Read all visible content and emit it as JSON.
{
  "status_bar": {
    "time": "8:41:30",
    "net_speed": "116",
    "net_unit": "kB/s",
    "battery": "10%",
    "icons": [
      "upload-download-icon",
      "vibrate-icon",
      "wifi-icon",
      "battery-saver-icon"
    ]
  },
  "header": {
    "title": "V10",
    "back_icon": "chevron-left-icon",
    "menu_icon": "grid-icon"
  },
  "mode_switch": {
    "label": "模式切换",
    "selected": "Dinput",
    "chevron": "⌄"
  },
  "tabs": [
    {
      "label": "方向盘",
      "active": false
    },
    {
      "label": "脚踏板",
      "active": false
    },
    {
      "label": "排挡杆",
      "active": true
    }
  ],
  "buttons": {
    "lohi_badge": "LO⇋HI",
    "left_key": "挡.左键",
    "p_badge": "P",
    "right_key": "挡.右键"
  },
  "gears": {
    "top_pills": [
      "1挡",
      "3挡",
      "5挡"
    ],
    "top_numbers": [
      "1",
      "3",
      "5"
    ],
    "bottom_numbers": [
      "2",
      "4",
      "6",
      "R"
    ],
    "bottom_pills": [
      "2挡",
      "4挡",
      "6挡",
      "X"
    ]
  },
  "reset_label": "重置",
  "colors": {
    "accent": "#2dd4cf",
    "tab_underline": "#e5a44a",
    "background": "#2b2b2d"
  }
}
...
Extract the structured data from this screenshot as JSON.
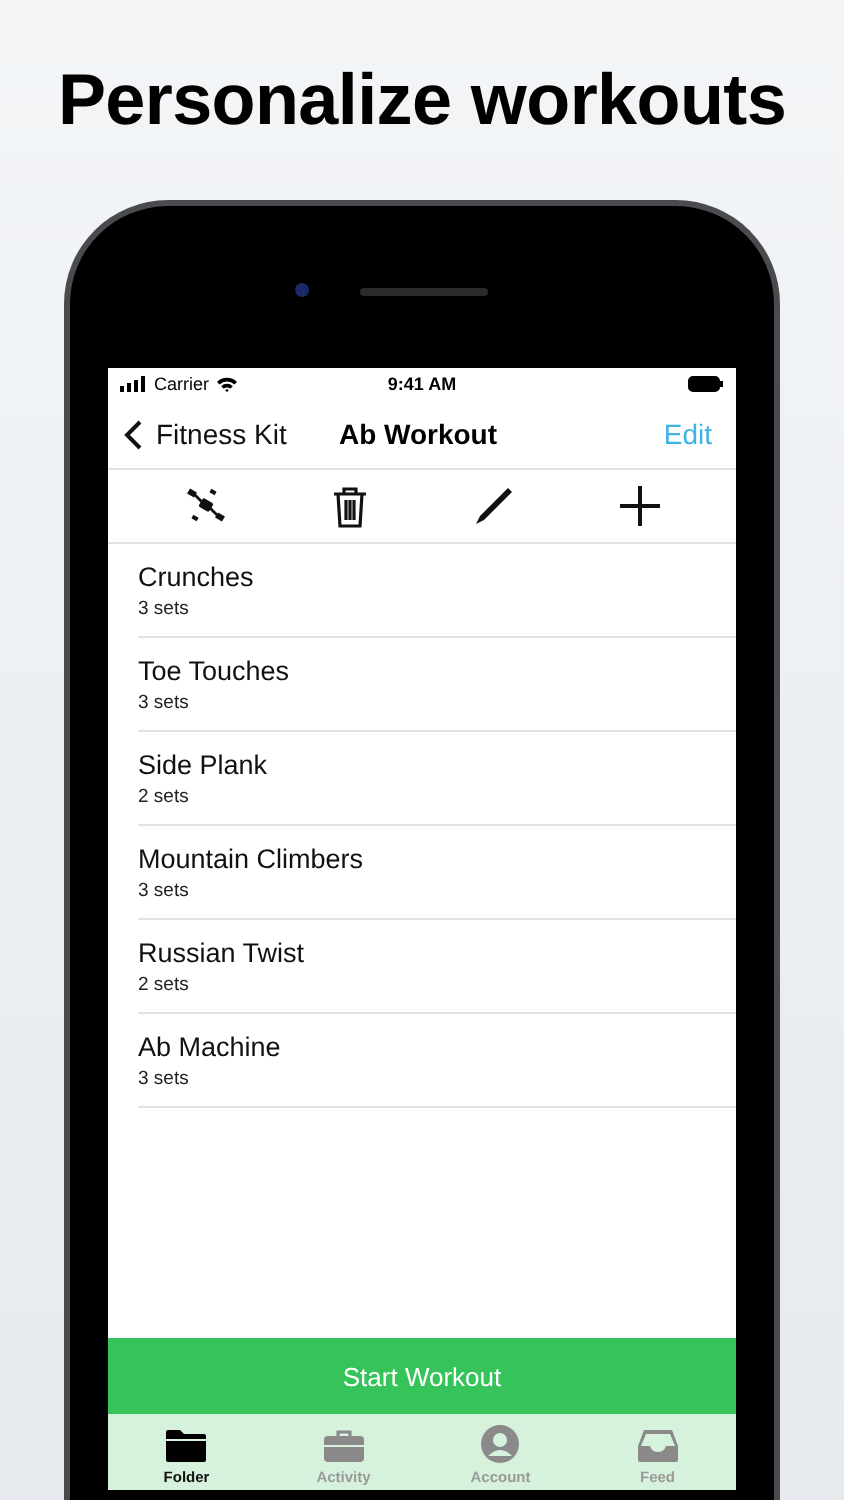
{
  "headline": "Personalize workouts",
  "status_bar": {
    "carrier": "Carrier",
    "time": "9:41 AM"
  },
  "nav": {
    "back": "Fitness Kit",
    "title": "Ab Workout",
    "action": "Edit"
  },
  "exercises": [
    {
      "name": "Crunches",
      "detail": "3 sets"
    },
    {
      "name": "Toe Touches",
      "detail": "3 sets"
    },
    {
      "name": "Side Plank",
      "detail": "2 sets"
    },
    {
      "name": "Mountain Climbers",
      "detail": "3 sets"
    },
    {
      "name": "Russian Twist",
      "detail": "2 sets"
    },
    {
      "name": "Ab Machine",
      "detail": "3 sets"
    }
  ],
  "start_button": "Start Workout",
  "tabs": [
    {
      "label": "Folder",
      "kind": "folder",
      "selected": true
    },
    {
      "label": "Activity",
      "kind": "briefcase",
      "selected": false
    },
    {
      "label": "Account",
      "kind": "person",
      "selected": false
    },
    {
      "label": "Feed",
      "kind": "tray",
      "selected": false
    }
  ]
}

■ **Aim of the task**
Among the lines of the material above, how many include the string "name"? Report only that number.

■ **Output**
6